- [Task instructions]
Skip the pictures and extract all of the lines exactly as written.

━━━━━ The input

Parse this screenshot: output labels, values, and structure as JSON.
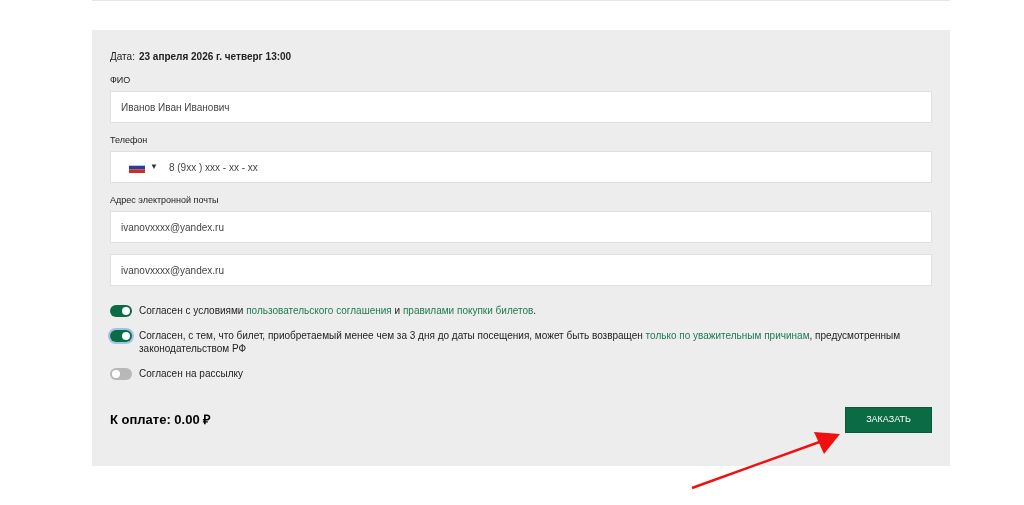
{
  "date": {
    "label": "Дата:",
    "value": "23 апреля 2026 г. четверг 13:00"
  },
  "fields": [
    {
      "label": "ФИО",
      "kind": "text",
      "value": "Иванов Иван Иванович"
    },
    {
      "label": "Телефон",
      "kind": "phone",
      "caret": "▼",
      "value": "8 (9xx ) xxx - xx - xx"
    },
    {
      "label": "Адрес электронной почты",
      "kind": "text",
      "value": "ivanovxxxx@yandex.ru"
    },
    {
      "kind": "text",
      "value": "ivanovxxxx@yandex.ru"
    }
  ],
  "consents": [
    {
      "on": true,
      "focused": false,
      "parts": [
        {
          "kind": "text",
          "text": "Согласен с условиями "
        },
        {
          "kind": "link",
          "text": "пользовательского соглашения"
        },
        {
          "kind": "text",
          "text": " и "
        },
        {
          "kind": "link",
          "text": "правилами покупки билетов"
        },
        {
          "kind": "text",
          "text": "."
        }
      ]
    },
    {
      "on": true,
      "focused": true,
      "parts": [
        {
          "kind": "text",
          "text": "Согласен, с тем, что билет, приобретаемый менее чем за 3 дня до даты посещения, может быть возвращен "
        },
        {
          "kind": "link",
          "text": "только по уважительным причинам"
        },
        {
          "kind": "text",
          "text": ", предусмотренным законодательством РФ"
        }
      ]
    },
    {
      "on": false,
      "focused": false,
      "parts": [
        {
          "kind": "text",
          "text": "Согласен на рассылку"
        }
      ]
    }
  ],
  "total": "К оплате: 0.00 ₽",
  "order_button": "ЗАКАЗАТЬ"
}
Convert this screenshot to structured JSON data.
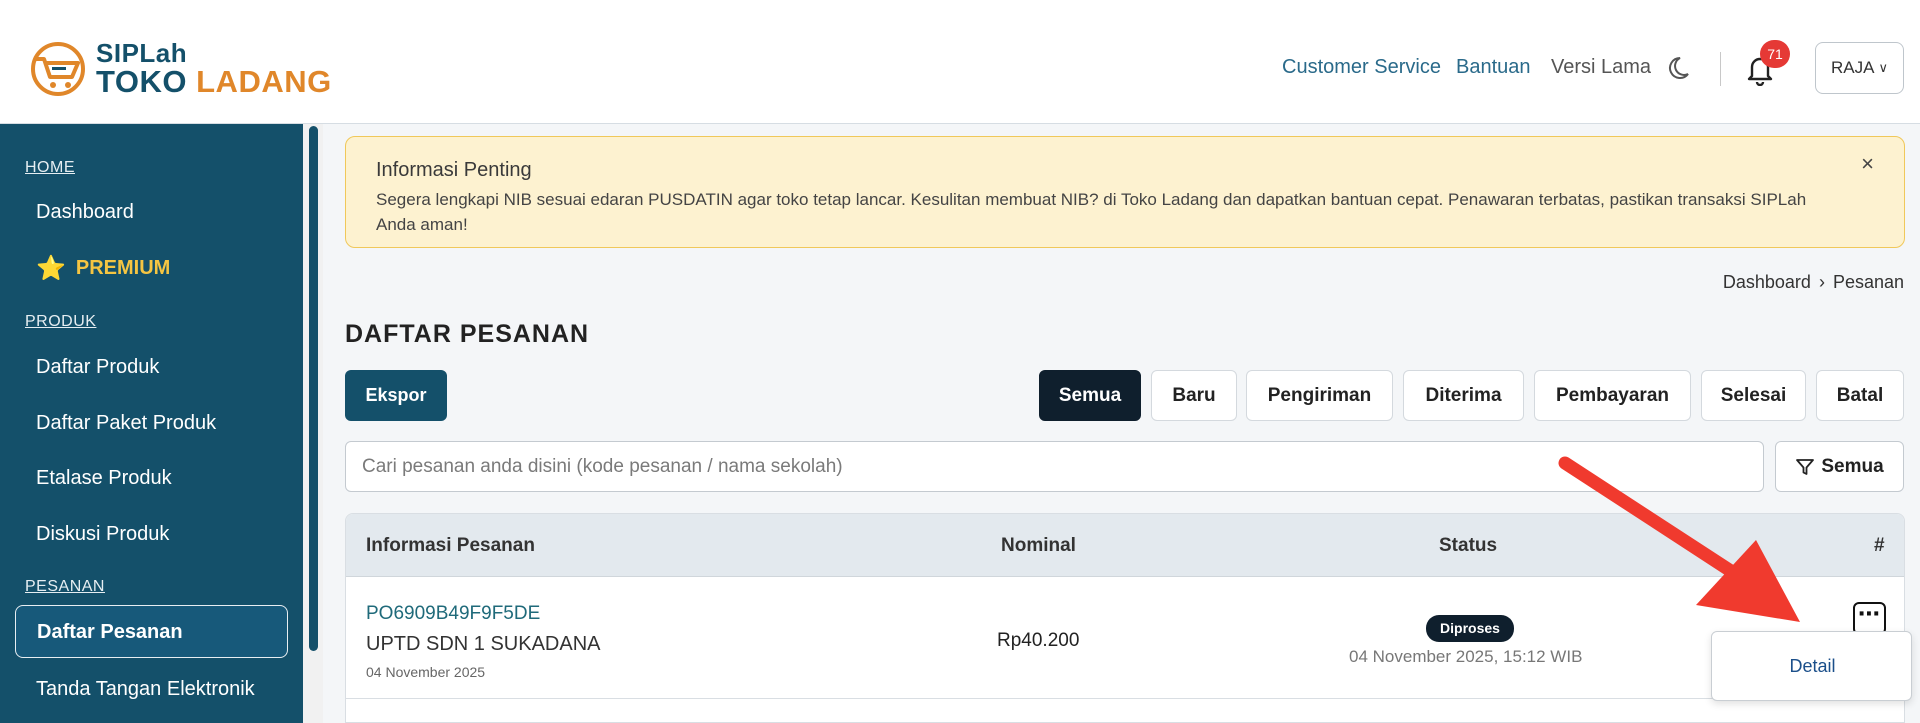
{
  "brand": {
    "line1": "SIPLah",
    "line2_a": "TOKO",
    "line2_b": "LADANG",
    "primary_color": "#14506a",
    "accent_color": "#e0872a"
  },
  "nav": {
    "customer_service": "Customer Service",
    "bantuan": "Bantuan",
    "versi_lama": "Versi Lama",
    "notification_count": "71",
    "user_label": "RAJA"
  },
  "sidebar": {
    "home_label": "HOME",
    "dashboard": "Dashboard",
    "premium": "PREMIUM",
    "produk_label": "PRODUK",
    "daftar_produk": "Daftar Produk",
    "daftar_paket_produk": "Daftar Paket Produk",
    "etalase_produk": "Etalase Produk",
    "diskusi_produk": "Diskusi Produk",
    "pesanan_label": "PESANAN",
    "daftar_pesanan": "Daftar Pesanan",
    "tanda_tangan": "Tanda Tangan Elektronik"
  },
  "alert": {
    "title": "Informasi Penting",
    "body": "Segera lengkapi NIB sesuai edaran PUSDATIN agar toko tetap lancar. Kesulitan membuat NIB? di Toko Ladang dan dapatkan bantuan cepat. Penawaran terbatas, pastikan transaksi SIPLah Anda aman!",
    "close": "×"
  },
  "breadcrumb": {
    "home": "Dashboard",
    "current": "Pesanan"
  },
  "page_title": "DAFTAR PESANAN",
  "export_label": "Ekspor",
  "filters": [
    "Semua",
    "Baru",
    "Pengiriman",
    "Diterima",
    "Pembayaran",
    "Selesai",
    "Batal"
  ],
  "search": {
    "placeholder": "Cari pesanan anda disini (kode pesanan / nama sekolah)"
  },
  "filter_all_label": "Semua",
  "table": {
    "headers": {
      "info": "Informasi Pesanan",
      "nominal": "Nominal",
      "status": "Status",
      "action": "#"
    },
    "rows": [
      {
        "code": "PO6909B49F9F5DE",
        "school": "UPTD SDN 1 SUKADANA",
        "date": "04 November 2025",
        "nominal": "Rp40.200",
        "status": "Diproses",
        "status_time": "04 November 2025, 15:12 WIB"
      }
    ]
  },
  "dropdown": {
    "detail": "Detail"
  }
}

━━━━━━━━━━

- [Exercise response]
Parse this screenshot: output labels, values, and structure as JSON.
{
  "date": {
    "label": "Дата:",
    "value": "23 апреля 2026 г. четверг 13:00"
  },
  "fields": [
    {
      "label": "ФИО",
      "kind": "text",
      "value": "Иванов Иван Иванович"
    },
    {
      "label": "Телефон",
      "kind": "phone",
      "caret": "▼",
      "value": "8 (9xx ) xxx - xx - xx"
    },
    {
      "label": "Адрес электронной почты",
      "kind": "text",
      "value": "ivanovxxxx@yandex.ru"
    },
    {
      "kind": "text",
      "value": "ivanovxxxx@yandex.ru"
    }
  ],
  "consents": [
    {
      "on": true,
      "focused": false,
      "parts": [
        {
          "kind": "text",
          "text": "Согласен с условиями "
        },
        {
          "kind": "link",
          "text": "пользовательского соглашения"
        },
        {
          "kind": "text",
          "text": " и "
        },
        {
          "kind": "link",
          "text": "правилами покупки билетов"
        },
        {
          "kind": "text",
          "text": "."
        }
      ]
    },
    {
      "on": true,
      "focused": true,
      "parts": [
        {
          "kind": "text",
          "text": "Согласен, с тем, что билет, приобретаемый менее чем за 3 дня до даты посещения, может быть возвращен "
        },
        {
          "kind": "link",
          "text": "только по уважительным причинам"
        },
        {
          "kind": "text",
          "text": ", предусмотренным законодательством РФ"
        }
      ]
    },
    {
      "on": false,
      "focused": false,
      "parts": [
        {
          "kind": "text",
          "text": "Согласен на рассылку"
        }
      ]
    }
  ],
  "total": "К оплате: 0.00 ₽",
  "order_button": "ЗАКАЗАТЬ"
}
Convert this screenshot to structured JSON data.
{
  "brand": {
    "line1": "SIPLah",
    "line2_a": "TOKO",
    "line2_b": "LADANG",
    "primary_color": "#14506a",
    "accent_color": "#e0872a"
  },
  "nav": {
    "customer_service": "Customer Service",
    "bantuan": "Bantuan",
    "versi_lama": "Versi Lama",
    "notification_count": "71",
    "user_label": "RAJA"
  },
  "sidebar": {
    "home_label": "HOME",
    "dashboard": "Dashboard",
    "premium": "PREMIUM",
    "produk_label": "PRODUK",
    "daftar_produk": "Daftar Produk",
    "daftar_paket_produk": "Daftar Paket Produk",
    "etalase_produk": "Etalase Produk",
    "diskusi_produk": "Diskusi Produk",
    "pesanan_label": "PESANAN",
    "daftar_pesanan": "Daftar Pesanan",
    "tanda_tangan": "Tanda Tangan Elektronik"
  },
  "alert": {
    "title": "Informasi Penting",
    "body": "Segera lengkapi NIB sesuai edaran PUSDATIN agar toko tetap lancar. Kesulitan membuat NIB? di Toko Ladang dan dapatkan bantuan cepat. Penawaran terbatas, pastikan transaksi SIPLah Anda aman!",
    "close": "×"
  },
  "breadcrumb": {
    "home": "Dashboard",
    "current": "Pesanan"
  },
  "page_title": "DAFTAR PESANAN",
  "export_label": "Ekspor",
  "filters": [
    "Semua",
    "Baru",
    "Pengiriman",
    "Diterima",
    "Pembayaran",
    "Selesai",
    "Batal"
  ],
  "search": {
    "placeholder": "Cari pesanan anda disini (kode pesanan / nama sekolah)"
  },
  "filter_all_label": "Semua",
  "table": {
    "headers": {
      "info": "Informasi Pesanan",
      "nominal": "Nominal",
      "status": "Status",
      "action": "#"
    },
    "rows": [
      {
        "code": "PO6909B49F9F5DE",
        "school": "UPTD SDN 1 SUKADANA",
        "date": "04 November 2025",
        "nominal": "Rp40.200",
        "status": "Diproses",
        "status_time": "04 November 2025, 15:12 WIB"
      }
    ]
  },
  "dropdown": {
    "detail": "Detail"
  }
}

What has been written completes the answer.